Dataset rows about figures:
· · · ·
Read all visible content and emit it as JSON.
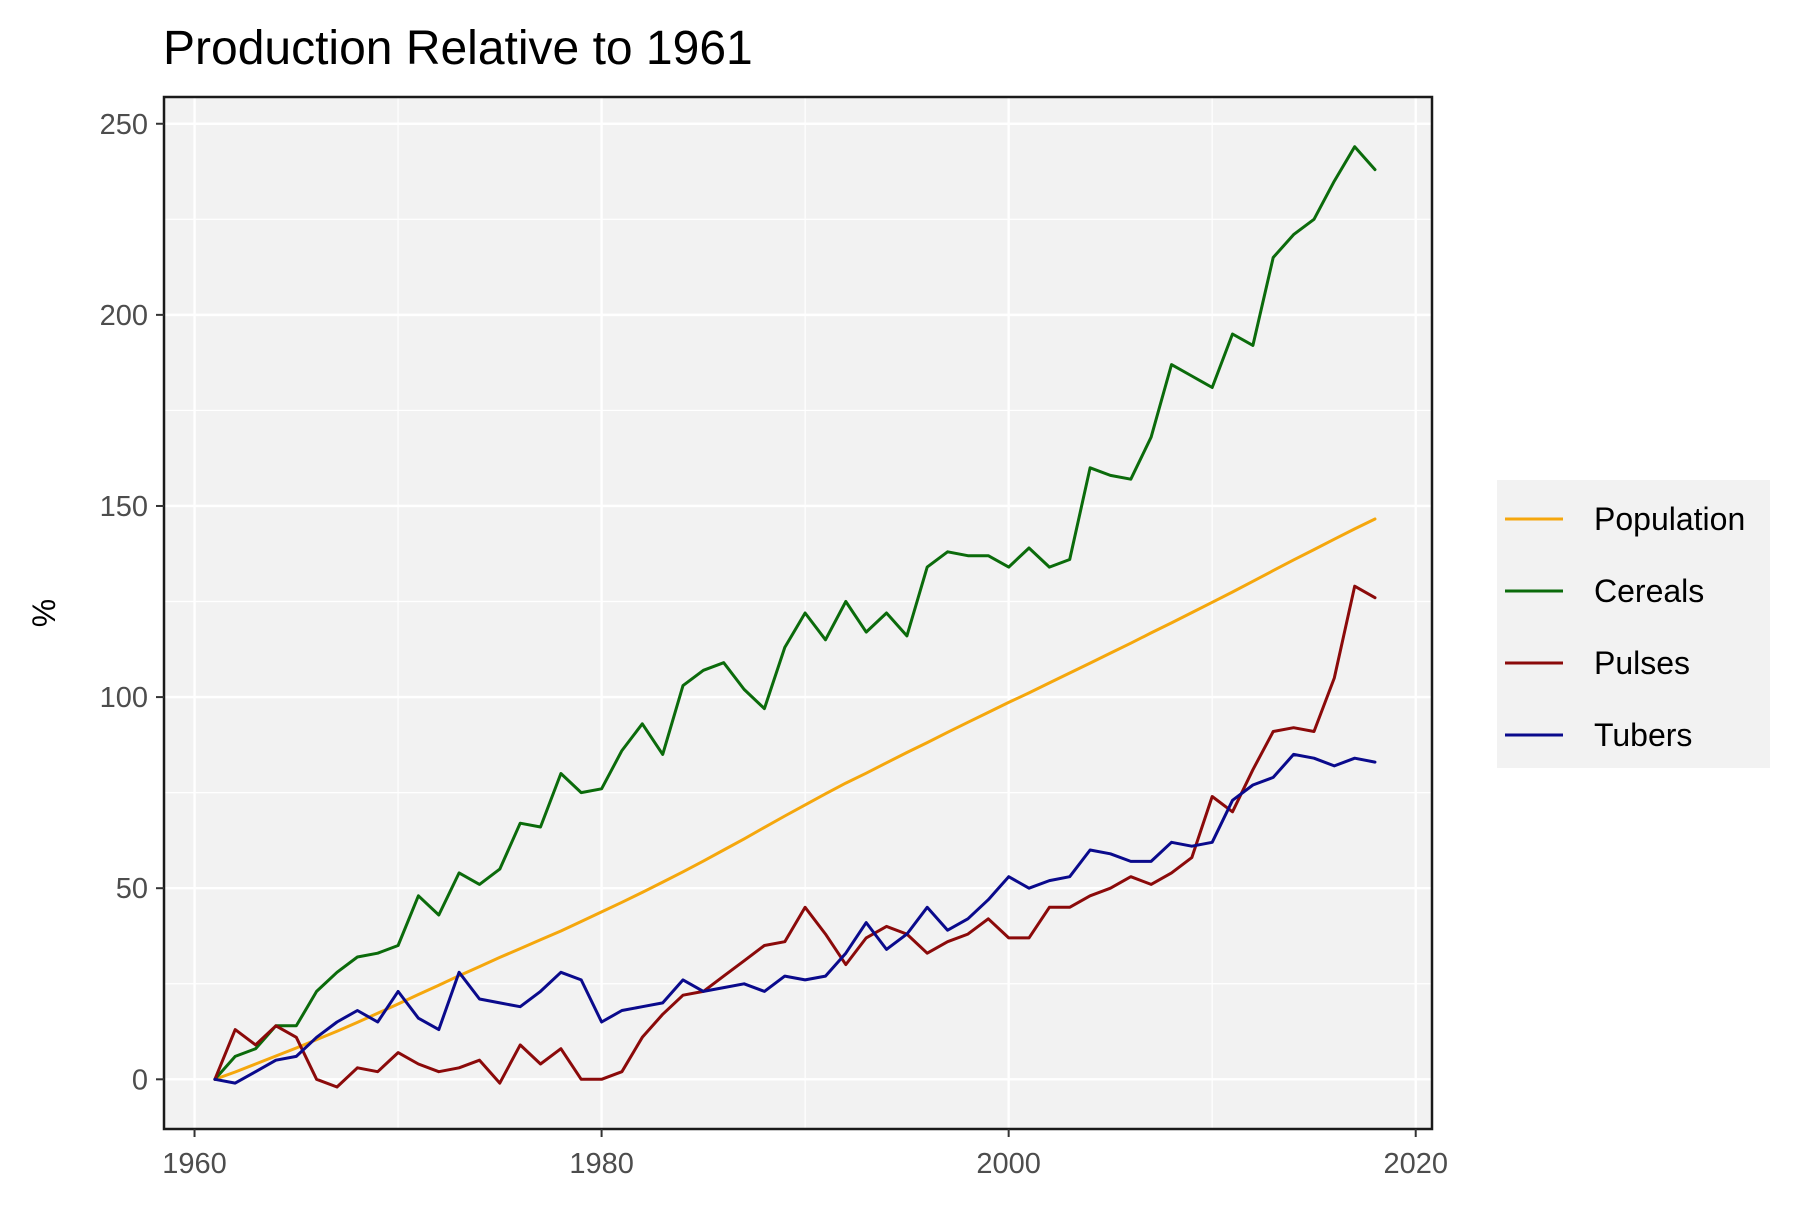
{
  "chart_data": {
    "type": "line",
    "title": "Production Relative to 1961",
    "xlabel": "",
    "ylabel": "%",
    "xlim": [
      1958.5,
      2020.8
    ],
    "ylim": [
      -13,
      257
    ],
    "x_ticks": [
      1960,
      1980,
      2000,
      2020
    ],
    "y_ticks": [
      0,
      50,
      100,
      150,
      200,
      250
    ],
    "grid": true,
    "legend_position": "right",
    "x": [
      1961,
      1962,
      1963,
      1964,
      1965,
      1966,
      1967,
      1968,
      1969,
      1970,
      1971,
      1972,
      1973,
      1974,
      1975,
      1976,
      1977,
      1978,
      1979,
      1980,
      1981,
      1982,
      1983,
      1984,
      1985,
      1986,
      1987,
      1988,
      1989,
      1990,
      1991,
      1992,
      1993,
      1994,
      1995,
      1996,
      1997,
      1998,
      1999,
      2000,
      2001,
      2002,
      2003,
      2004,
      2005,
      2006,
      2007,
      2008,
      2009,
      2010,
      2011,
      2012,
      2013,
      2014,
      2015,
      2016,
      2017,
      2018
    ],
    "series": [
      {
        "name": "Population",
        "color": "#f5a70d",
        "values": [
          0,
          1.9,
          4.0,
          6.1,
          8.2,
          10.4,
          12.6,
          14.9,
          17.3,
          19.7,
          22.2,
          24.6,
          27.1,
          29.5,
          31.9,
          34.2,
          36.5,
          38.8,
          41.3,
          43.8,
          46.3,
          48.9,
          51.6,
          54.3,
          57.1,
          60.0,
          62.9,
          65.9,
          68.9,
          71.8,
          74.7,
          77.5,
          80.1,
          82.8,
          85.5,
          88.1,
          90.8,
          93.4,
          96.0,
          98.6,
          101.1,
          103.7,
          106.3,
          108.9,
          111.5,
          114.1,
          116.8,
          119.4,
          122.1,
          124.8,
          127.5,
          130.3,
          133.1,
          135.9,
          138.6,
          141.3,
          144.0,
          146.6
        ]
      },
      {
        "name": "Cereals",
        "color": "#0b6b0b",
        "values": [
          0,
          6,
          8,
          14,
          14,
          23,
          28,
          32,
          33,
          35,
          48,
          43,
          54,
          51,
          55,
          67,
          66,
          80,
          75,
          76,
          86,
          93,
          85,
          103,
          107,
          109,
          102,
          97,
          113,
          122,
          115,
          125,
          117,
          122,
          116,
          134,
          138,
          137,
          137,
          134,
          139,
          134,
          136,
          160,
          158,
          157,
          168,
          187,
          184,
          181,
          195,
          192,
          215,
          221,
          225,
          235,
          244,
          238
        ]
      },
      {
        "name": "Pulses",
        "color": "#8b0a0a",
        "values": [
          0,
          13,
          9,
          14,
          11,
          0,
          -2,
          3,
          2,
          7,
          4,
          2,
          3,
          5,
          -1,
          9,
          4,
          8,
          0,
          0,
          2,
          11,
          17,
          22,
          23,
          27,
          31,
          35,
          36,
          45,
          38,
          30,
          37,
          40,
          38,
          33,
          36,
          38,
          42,
          37,
          37,
          45,
          45,
          48,
          50,
          53,
          51,
          54,
          58,
          74,
          70,
          81,
          91,
          92,
          91,
          105,
          129,
          126
        ]
      },
      {
        "name": "Tubers",
        "color": "#0a0a8c",
        "values": [
          0,
          -1,
          2,
          5,
          6,
          11,
          15,
          18,
          15,
          23,
          16,
          13,
          28,
          21,
          20,
          19,
          23,
          28,
          26,
          15,
          18,
          19,
          20,
          26,
          23,
          24,
          25,
          23,
          27,
          26,
          27,
          33,
          41,
          34,
          38,
          45,
          39,
          42,
          47,
          53,
          50,
          52,
          53,
          60,
          59,
          57,
          57,
          62,
          61,
          62,
          73,
          77,
          79,
          85,
          84,
          82,
          84,
          83
        ]
      }
    ]
  }
}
· · · ·
Challenge:
Go through the material line by line. Show each line that contains the string "name".

Finished task:
        "name": "Population",
        "name": "Cereals",
        "name": "Pulses",
        "name": "Tubers",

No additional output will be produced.